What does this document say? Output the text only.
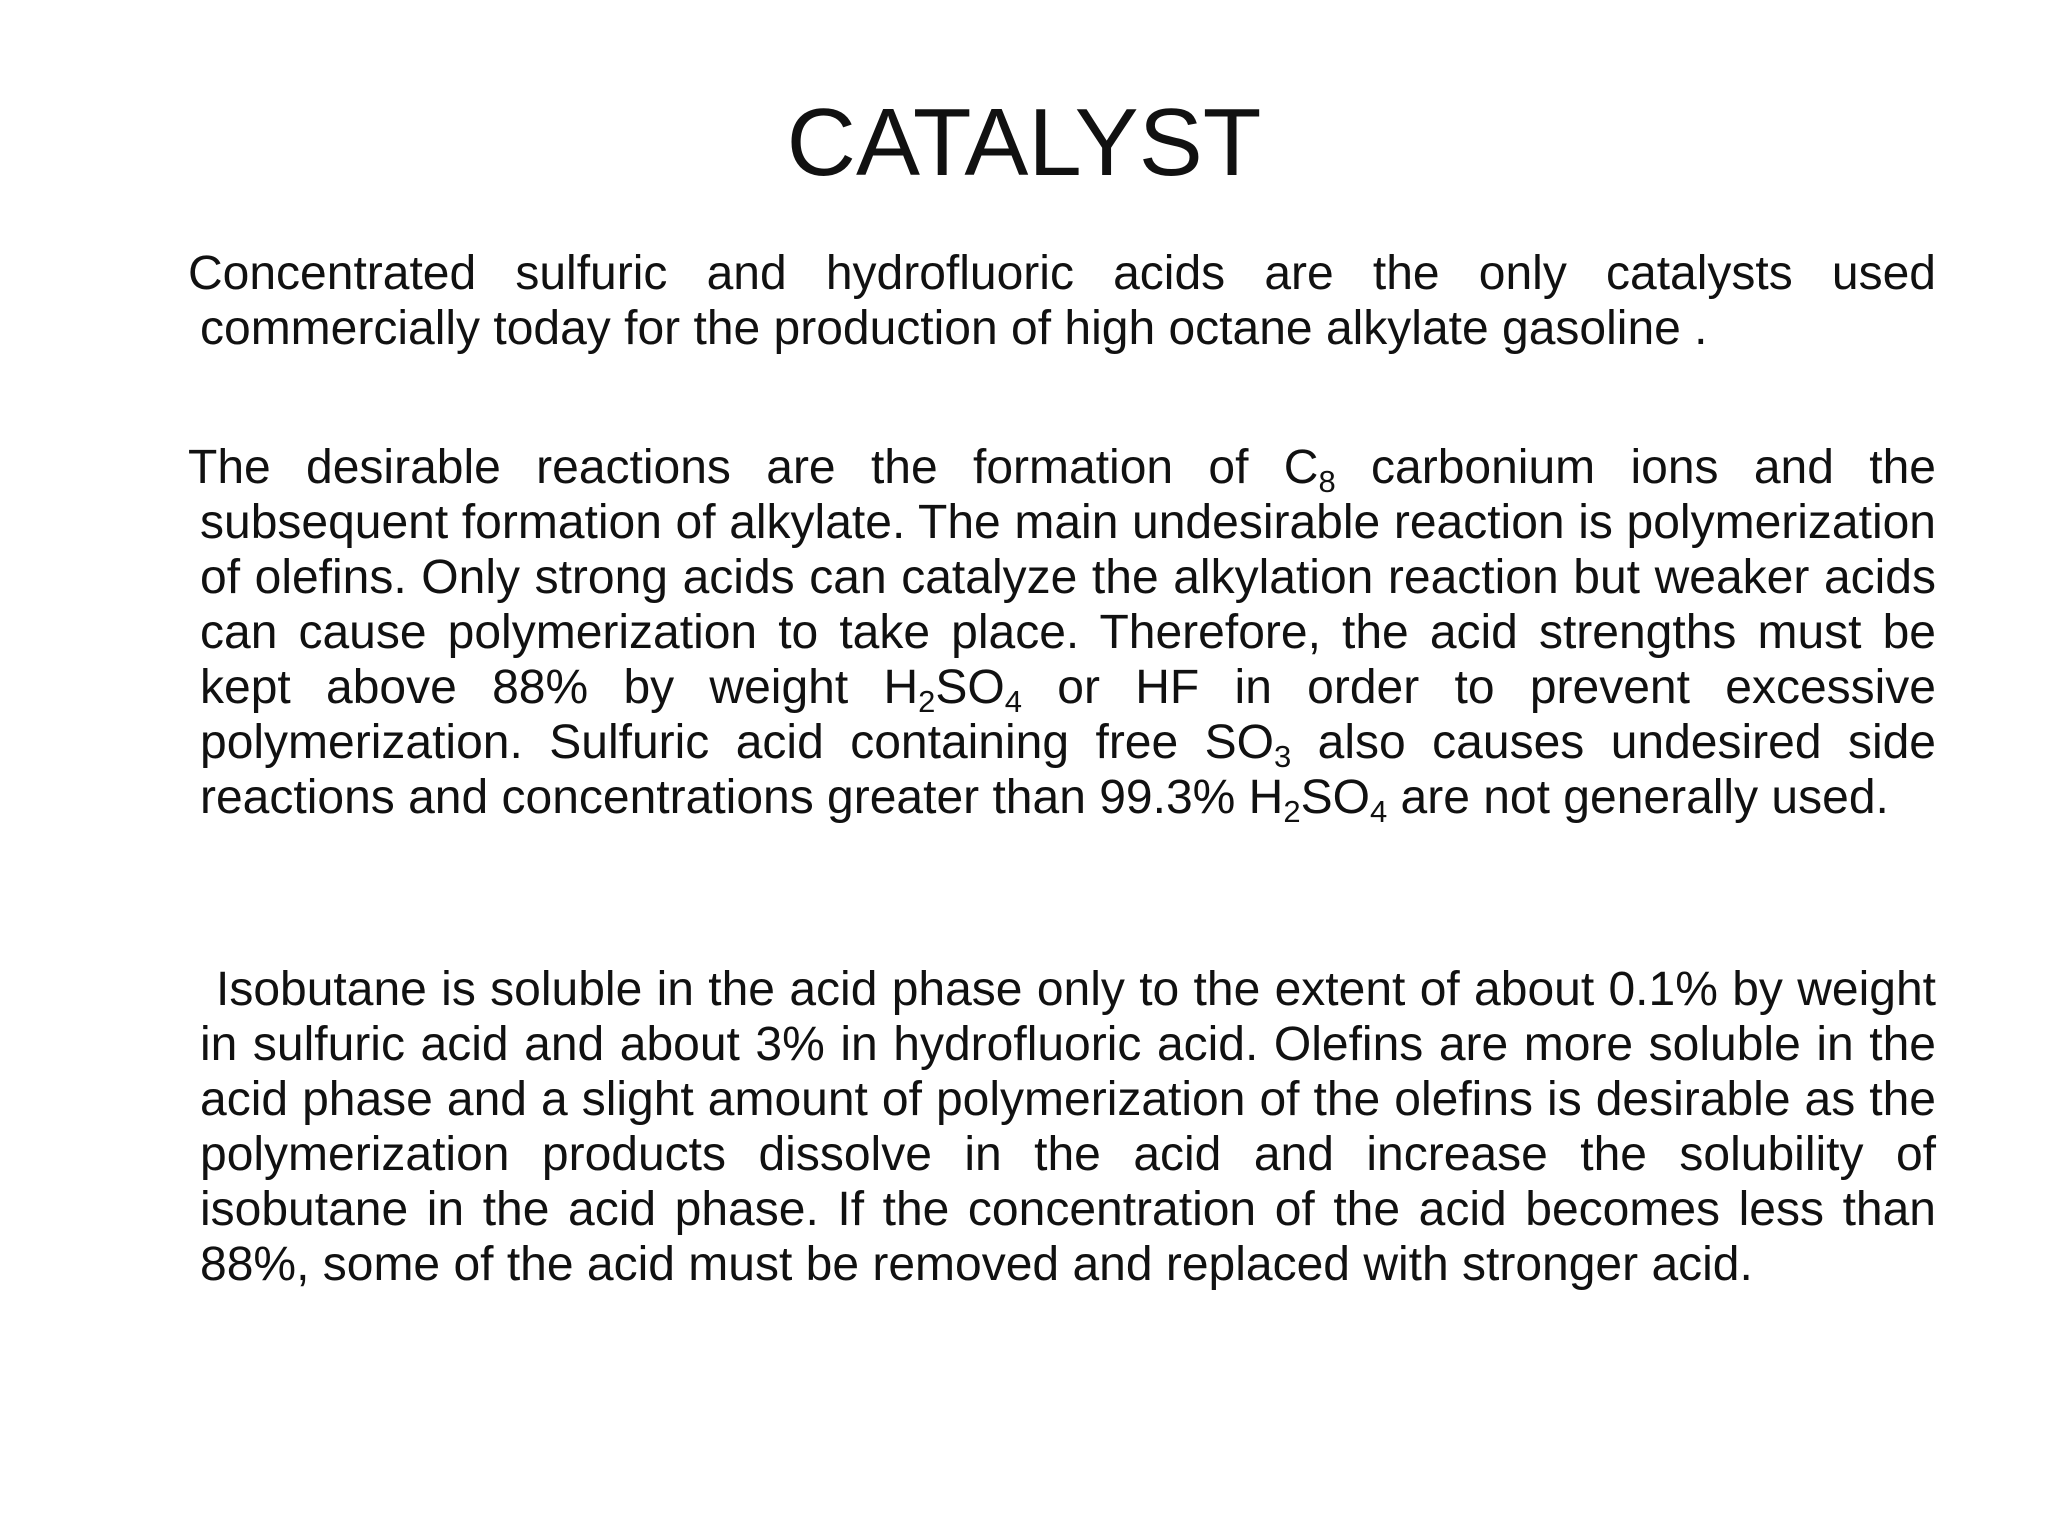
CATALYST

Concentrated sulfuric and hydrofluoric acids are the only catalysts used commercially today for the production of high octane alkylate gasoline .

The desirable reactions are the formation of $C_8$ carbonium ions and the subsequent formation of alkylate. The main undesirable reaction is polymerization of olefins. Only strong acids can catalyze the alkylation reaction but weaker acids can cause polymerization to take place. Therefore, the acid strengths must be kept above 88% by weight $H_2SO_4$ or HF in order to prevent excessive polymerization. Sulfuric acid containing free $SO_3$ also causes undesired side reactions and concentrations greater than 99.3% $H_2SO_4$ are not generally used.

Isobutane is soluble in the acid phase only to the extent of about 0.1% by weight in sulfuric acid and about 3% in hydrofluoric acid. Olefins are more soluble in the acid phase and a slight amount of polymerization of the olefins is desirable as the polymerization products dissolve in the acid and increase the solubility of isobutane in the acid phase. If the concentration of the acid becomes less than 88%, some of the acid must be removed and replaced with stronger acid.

::::

Brief: Some lines of the data above may hold the word "alkylate"; report how many do, and nothing else.

Result for this task: 2